## BEGIN SUPPLIED RECORDS

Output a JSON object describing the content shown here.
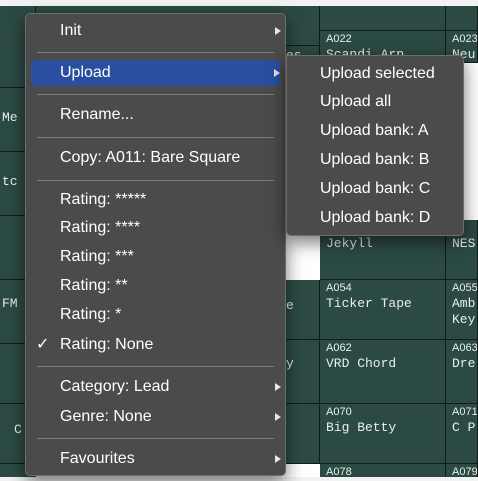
{
  "patch_grid": {
    "cells": [
      {
        "code": "A022",
        "name": "Scandi Arp"
      },
      {
        "code": "A023",
        "name": "Neu"
      },
      {
        "code": "",
        "name": "Jekyll"
      },
      {
        "code": "",
        "name": "NES"
      },
      {
        "code": "A054",
        "name": "Ticker Tape"
      },
      {
        "code": "A055",
        "name": "Amb\nKey"
      },
      {
        "code": "A062",
        "name": "VRD Chord"
      },
      {
        "code": "A063",
        "name": "Dre"
      },
      {
        "code": "A070",
        "name": "Big Betty"
      },
      {
        "code": "A071",
        "name": "C P"
      },
      {
        "code": "A078",
        "name": ""
      },
      {
        "code": "A079",
        "name": ""
      }
    ],
    "left_fragments": [
      "Me",
      "tc",
      "FM",
      "C"
    ],
    "middle_fragments": [
      "es",
      "e",
      "y"
    ]
  },
  "context_menu": {
    "items": [
      {
        "label": "Init",
        "submenu": true
      },
      {
        "label": "Upload",
        "submenu": true,
        "selected": true
      },
      {
        "label": "Rename..."
      },
      {
        "label": "Copy: A011: Bare Square"
      },
      {
        "label": "Rating: *****"
      },
      {
        "label": "Rating: ****"
      },
      {
        "label": "Rating: ***"
      },
      {
        "label": "Rating: **"
      },
      {
        "label": "Rating: *"
      },
      {
        "label": "Rating: None",
        "checked": true,
        "check": "✓"
      },
      {
        "label": "Category: Lead",
        "submenu": true
      },
      {
        "label": "Genre: None",
        "submenu": true
      },
      {
        "label": "Favourites",
        "submenu": true
      }
    ]
  },
  "upload_submenu": {
    "items": [
      {
        "label": "Upload selected"
      },
      {
        "label": "Upload all"
      },
      {
        "label": "Upload bank: A"
      },
      {
        "label": "Upload bank: B"
      },
      {
        "label": "Upload bank: C"
      },
      {
        "label": "Upload bank: D"
      }
    ]
  },
  "colors": {
    "cell_bg": "#2c4a44",
    "menu_bg": "#4b4b4b",
    "highlight": "#2a4ea0",
    "text": "#ffffff"
  }
}
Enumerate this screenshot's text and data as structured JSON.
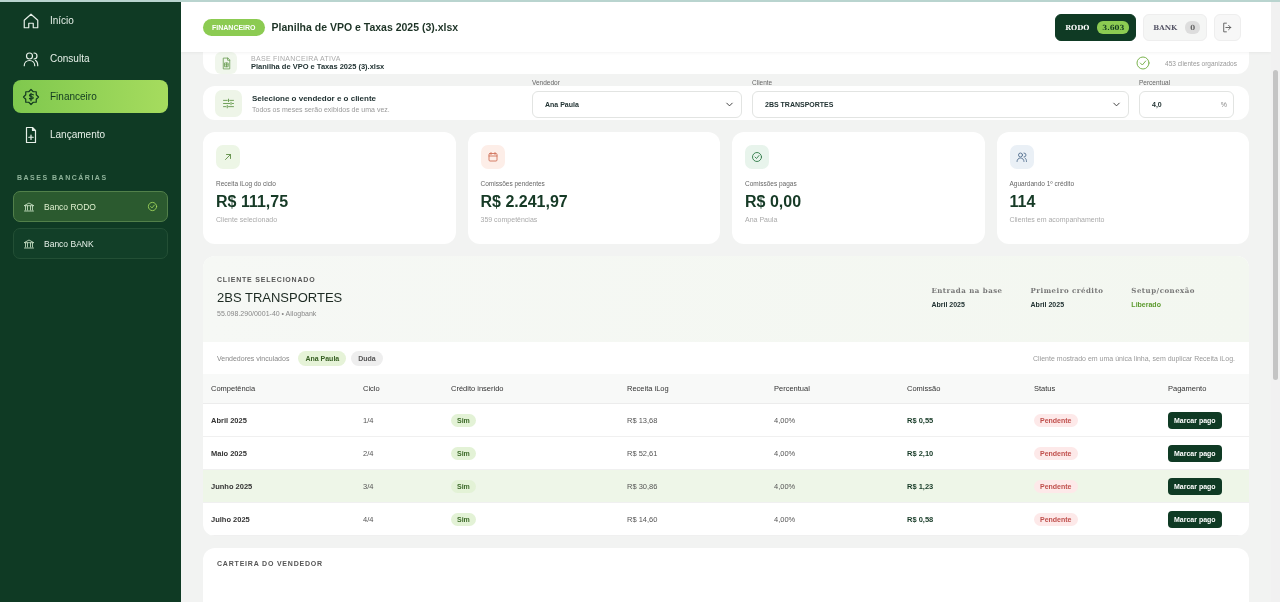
{
  "sidebar": {
    "nav": [
      {
        "label": "Início",
        "selected": false
      },
      {
        "label": "Consulta",
        "selected": false
      },
      {
        "label": "Financeiro",
        "selected": true
      },
      {
        "label": "Lançamento",
        "selected": false
      }
    ],
    "section_title": "BASES BANCÁRIAS",
    "banks": [
      {
        "label": "Banco RODO",
        "selected": true
      },
      {
        "label": "Banco BANK",
        "selected": false
      }
    ]
  },
  "header": {
    "tag": "FINANCEIRO",
    "title": "Planilha de VPO e Taxas 2025 (3).xlsx",
    "bases": [
      {
        "label": "RODO",
        "count": "3.603",
        "selected": true
      },
      {
        "label": "BANK",
        "count": "0",
        "selected": false
      }
    ]
  },
  "active_base": {
    "label": "BASE FINANCEIRA ATIVA",
    "file": "Planilha de VPO e Taxas 2025 (3).xlsx",
    "status": "453 clientes organizados"
  },
  "filter": {
    "title": "Selecione o vendedor e o cliente",
    "subtitle": "Todos os meses serão exibidos de uma vez.",
    "vendedor": {
      "label": "Vendedor",
      "value": "Ana Paula"
    },
    "cliente": {
      "label": "Cliente",
      "value": "2BS TRANSPORTES"
    },
    "percentual": {
      "label": "Percentual",
      "value": "4,0",
      "suffix": "%"
    }
  },
  "stats": [
    {
      "label": "Receita iLog do ciclo",
      "value": "R$ 111,75",
      "note": "Cliente selecionado"
    },
    {
      "label": "Comissões pendentes",
      "value": "R$ 2.241,97",
      "note": "359 competências"
    },
    {
      "label": "Comissões pagas",
      "value": "R$ 0,00",
      "note": "Ana Paula"
    },
    {
      "label": "Aguardando 1º crédito",
      "value": "114",
      "note": "Clientes em acompanhamento"
    }
  ],
  "client": {
    "section_label": "CLIENTE SELECIONADO",
    "name": "2BS TRANSPORTES",
    "document": "55.098.290/0001-40 • Ailogbank",
    "facts": [
      {
        "label": "Entrada na base",
        "value": "Abril 2025",
        "kind": "plain"
      },
      {
        "label": "Primeiro crédito",
        "value": "Abril 2025",
        "kind": "plain"
      },
      {
        "label": "Setup/conexão",
        "value": "Liberado",
        "kind": "status"
      }
    ],
    "vendors_label": "Vendedores vinculados",
    "vendors": [
      {
        "name": "Ana Paula",
        "selected": true
      },
      {
        "name": "Duda",
        "selected": false
      }
    ],
    "note": "Cliente mostrado em uma única linha, sem duplicar Receita iLog."
  },
  "table": {
    "columns": [
      "Competência",
      "Ciclo",
      "Crédito inserido",
      "Receita iLog",
      "Percentual",
      "Comissão",
      "Status",
      "Pagamento"
    ],
    "rows": [
      {
        "month": "Abril 2025",
        "cycle": "1/4",
        "credit": "Sim",
        "revenue": "R$ 13,68",
        "percent": "4,00%",
        "commission": "R$ 0,55",
        "status": "Pendente",
        "action": "Marcar pago",
        "selected": false
      },
      {
        "month": "Maio 2025",
        "cycle": "2/4",
        "credit": "Sim",
        "revenue": "R$ 52,61",
        "percent": "4,00%",
        "commission": "R$ 2,10",
        "status": "Pendente",
        "action": "Marcar pago",
        "selected": false
      },
      {
        "month": "Junho 2025",
        "cycle": "3/4",
        "credit": "Sim",
        "revenue": "R$ 30,86",
        "percent": "4,00%",
        "commission": "R$ 1,23",
        "status": "Pendente",
        "action": "Marcar pago",
        "selected": true
      },
      {
        "month": "Julho 2025",
        "cycle": "4/4",
        "credit": "Sim",
        "revenue": "R$ 14,60",
        "percent": "4,00%",
        "commission": "R$ 0,58",
        "status": "Pendente",
        "action": "Marcar pago",
        "selected": false
      }
    ]
  },
  "next_section": {
    "label": "CARTEIRA DO VENDEDOR"
  }
}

## END SUPPLIED RECORDS

(THE PROBLEM): In the entries above, how many lines contain the word "code"? Answer with the number only.

(THE RESPONSE): 12